WHAT THIS EXERCISE ASKS –
- A) In the passage on the gender norms scale, how many women were sampled at wave two?
- B) Extend the passage on the gender norms scale's strengths, picking up after its final sentence.

EXCERPT PROVIDED –
══════════
Despite these limitations, our scale has several strengths that set it apart from previous gender norms scales. Our scale is grounded in theory, which added clarity when we selected items for the scale. We also conducted extensive qualitative research among women of reproductive age and their reference groups (husbands, mothers-in-law, and key informants) in the community. We used findings from the qualitative research to inform the scale domains and items. Another strength of this study design is the large sample size, 3110 women at wave one and 3780 women at wave two. A scale from a large sample size increases the generalizability of our factor analysis findings (DeVellis, 2017, p. 203–204). We also conducted, audio recorded, and translated cognitive interviews and then subsequently pilot tested the questionnaire. Furthermore, operating from the level of individual perceptions of community gender norms (rather than individual perceptions) provides valuable information to the social norms field. Additionally, asking what others believe not what the individual participants believe may reduce social desirability bias. Lastly, we used a rigorous random sampling design to recruit all participants improving representativeness of the community.
══════════
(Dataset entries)
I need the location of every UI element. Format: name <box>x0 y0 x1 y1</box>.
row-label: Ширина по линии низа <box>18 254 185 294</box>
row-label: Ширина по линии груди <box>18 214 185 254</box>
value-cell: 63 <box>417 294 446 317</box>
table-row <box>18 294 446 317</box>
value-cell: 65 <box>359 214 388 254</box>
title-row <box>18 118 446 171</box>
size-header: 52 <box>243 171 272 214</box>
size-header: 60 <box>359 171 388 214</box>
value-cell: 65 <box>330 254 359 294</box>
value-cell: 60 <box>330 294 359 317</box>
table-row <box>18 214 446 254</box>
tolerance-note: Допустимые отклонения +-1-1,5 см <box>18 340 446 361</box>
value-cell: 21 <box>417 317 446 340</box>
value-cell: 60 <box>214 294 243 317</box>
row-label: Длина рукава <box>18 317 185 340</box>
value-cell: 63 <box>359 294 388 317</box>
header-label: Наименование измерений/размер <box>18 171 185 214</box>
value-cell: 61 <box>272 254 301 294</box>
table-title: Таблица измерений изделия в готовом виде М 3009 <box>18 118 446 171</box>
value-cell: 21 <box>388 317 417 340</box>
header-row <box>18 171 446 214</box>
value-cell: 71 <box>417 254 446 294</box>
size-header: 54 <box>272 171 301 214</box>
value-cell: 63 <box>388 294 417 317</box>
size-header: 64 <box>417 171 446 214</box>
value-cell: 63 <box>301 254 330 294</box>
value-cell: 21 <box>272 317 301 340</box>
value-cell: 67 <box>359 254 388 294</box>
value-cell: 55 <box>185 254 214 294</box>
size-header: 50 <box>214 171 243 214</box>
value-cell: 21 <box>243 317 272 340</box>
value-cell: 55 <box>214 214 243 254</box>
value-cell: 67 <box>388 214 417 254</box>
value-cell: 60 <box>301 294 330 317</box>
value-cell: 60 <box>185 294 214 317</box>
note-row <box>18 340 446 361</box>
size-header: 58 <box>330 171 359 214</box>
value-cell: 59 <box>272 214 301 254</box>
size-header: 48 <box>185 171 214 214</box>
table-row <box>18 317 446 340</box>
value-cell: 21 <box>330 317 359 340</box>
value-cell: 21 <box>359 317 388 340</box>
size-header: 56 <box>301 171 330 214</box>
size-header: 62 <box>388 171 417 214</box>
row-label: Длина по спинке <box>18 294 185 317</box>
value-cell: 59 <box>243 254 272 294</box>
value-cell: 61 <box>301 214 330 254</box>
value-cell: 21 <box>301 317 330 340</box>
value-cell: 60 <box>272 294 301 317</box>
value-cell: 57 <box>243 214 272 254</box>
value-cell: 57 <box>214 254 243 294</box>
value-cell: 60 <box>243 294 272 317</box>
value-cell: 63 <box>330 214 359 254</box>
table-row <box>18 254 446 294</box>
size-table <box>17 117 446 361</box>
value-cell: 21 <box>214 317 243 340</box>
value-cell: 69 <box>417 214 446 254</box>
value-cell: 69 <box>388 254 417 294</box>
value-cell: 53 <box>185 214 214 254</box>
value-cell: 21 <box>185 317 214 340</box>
══════════
RESPONSES BY ITEM NUMBER –
- A) 3780 women

- B)
These strengths improve both the internal and external validity of this scale. While context matters a great deal as gender norms vary widely, this scale may be relevant in other rural areas of India and in other South Asian rural contexts such as Nepal, Bangladesh, Pakistan, Sri Lanka, and Bhutan. It could also be applicable after some cognitive testing in other rural areas of low- and middle-income countries. Future research could psychometrically test and adapt this scale to new countries and continents.

Practice Implications

Beyond the utility of providing an improved scale to the field, this paper shows that measuring gender norms before a behavioral intervention can help researchers understand the social context in which they are working. Past research shows that gender norms affect a myriad of behaviors including contraceptive use, iron folic acid supplement use, nutritional food intake, HIV testing, and immunizations (Caal et al., 2013; Cianelli, Ferrer, & McElmurry; Sedlander et al., 2021; Garrett & Barrington, 2013; Paudel et al., 2018; Singh et al., 2013). Given this, researchers should consider measuring gender norms before implementing a behavioral intervention to examine how they may be a barrier to behavior change.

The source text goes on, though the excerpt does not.